Exercise task: Output the material word for word. Leave each picture out.

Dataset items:
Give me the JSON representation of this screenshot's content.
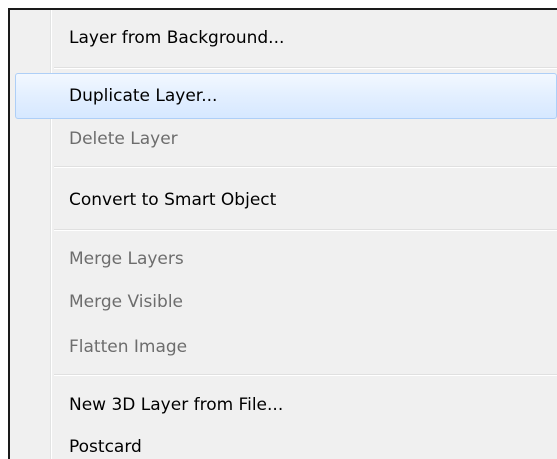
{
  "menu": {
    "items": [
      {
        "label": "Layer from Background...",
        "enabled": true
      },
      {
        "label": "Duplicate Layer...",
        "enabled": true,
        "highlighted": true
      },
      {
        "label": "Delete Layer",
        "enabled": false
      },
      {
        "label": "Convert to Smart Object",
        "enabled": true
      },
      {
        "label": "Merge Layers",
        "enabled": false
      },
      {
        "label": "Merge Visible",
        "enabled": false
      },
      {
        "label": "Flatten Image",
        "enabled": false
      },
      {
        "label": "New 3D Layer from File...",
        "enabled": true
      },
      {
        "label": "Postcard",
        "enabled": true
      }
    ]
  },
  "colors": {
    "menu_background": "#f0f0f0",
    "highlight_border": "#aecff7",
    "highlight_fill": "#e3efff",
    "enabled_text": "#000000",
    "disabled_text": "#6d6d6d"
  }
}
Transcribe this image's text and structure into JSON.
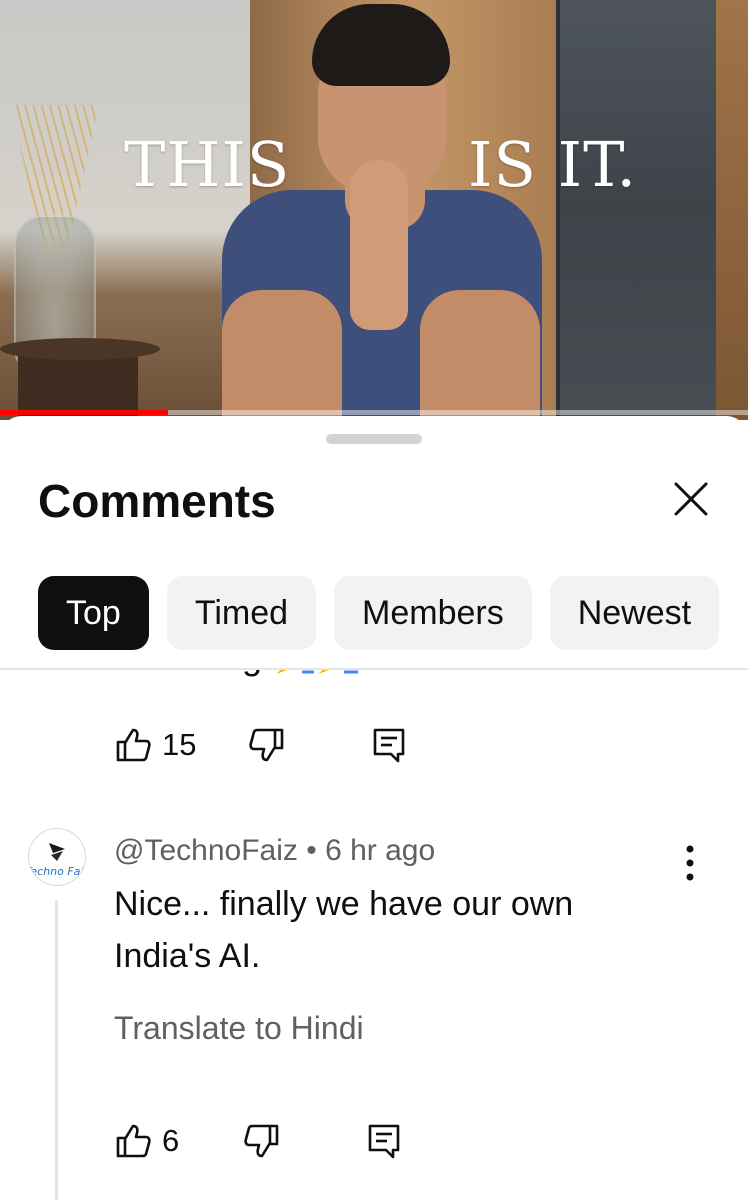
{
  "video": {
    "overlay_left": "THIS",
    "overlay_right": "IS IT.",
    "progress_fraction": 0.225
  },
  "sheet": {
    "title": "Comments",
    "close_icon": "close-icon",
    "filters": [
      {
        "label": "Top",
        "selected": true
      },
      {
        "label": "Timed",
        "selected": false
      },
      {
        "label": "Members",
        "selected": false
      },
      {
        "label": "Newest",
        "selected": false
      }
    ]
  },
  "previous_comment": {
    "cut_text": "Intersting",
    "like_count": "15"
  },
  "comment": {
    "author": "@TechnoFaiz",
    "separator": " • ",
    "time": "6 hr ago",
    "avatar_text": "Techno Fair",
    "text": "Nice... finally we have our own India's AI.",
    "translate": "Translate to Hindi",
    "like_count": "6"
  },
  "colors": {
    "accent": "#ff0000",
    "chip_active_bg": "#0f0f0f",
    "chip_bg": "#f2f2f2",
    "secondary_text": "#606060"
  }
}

Full response:
Give me the JSON representation of this screenshot's content.
{
  "menu": {
    "items": [
      {
        "label": "Layer from Background...",
        "enabled": true
      },
      {
        "label": "Duplicate Layer...",
        "enabled": true,
        "highlighted": true
      },
      {
        "label": "Delete Layer",
        "enabled": false
      },
      {
        "label": "Convert to Smart Object",
        "enabled": true
      },
      {
        "label": "Merge Layers",
        "enabled": false
      },
      {
        "label": "Merge Visible",
        "enabled": false
      },
      {
        "label": "Flatten Image",
        "enabled": false
      },
      {
        "label": "New 3D Layer from File...",
        "enabled": true
      },
      {
        "label": "Postcard",
        "enabled": true
      }
    ]
  },
  "colors": {
    "menu_background": "#f0f0f0",
    "highlight_border": "#aecff7",
    "highlight_fill": "#e3efff",
    "enabled_text": "#000000",
    "disabled_text": "#6d6d6d"
  }
}
Transcribe this image's text and structure into JSON.
{
  "video": {
    "overlay_left": "THIS",
    "overlay_right": "IS IT.",
    "progress_fraction": 0.225
  },
  "sheet": {
    "title": "Comments",
    "close_icon": "close-icon",
    "filters": [
      {
        "label": "Top",
        "selected": true
      },
      {
        "label": "Timed",
        "selected": false
      },
      {
        "label": "Members",
        "selected": false
      },
      {
        "label": "Newest",
        "selected": false
      }
    ]
  },
  "previous_comment": {
    "cut_text": "Intersting",
    "like_count": "15"
  },
  "comment": {
    "author": "@TechnoFaiz",
    "separator": " • ",
    "time": "6 hr ago",
    "avatar_text": "Techno Fair",
    "text": "Nice... finally we have our own India's AI.",
    "translate": "Translate to Hindi",
    "like_count": "6"
  },
  "colors": {
    "accent": "#ff0000",
    "chip_active_bg": "#0f0f0f",
    "chip_bg": "#f2f2f2",
    "secondary_text": "#606060"
  }
}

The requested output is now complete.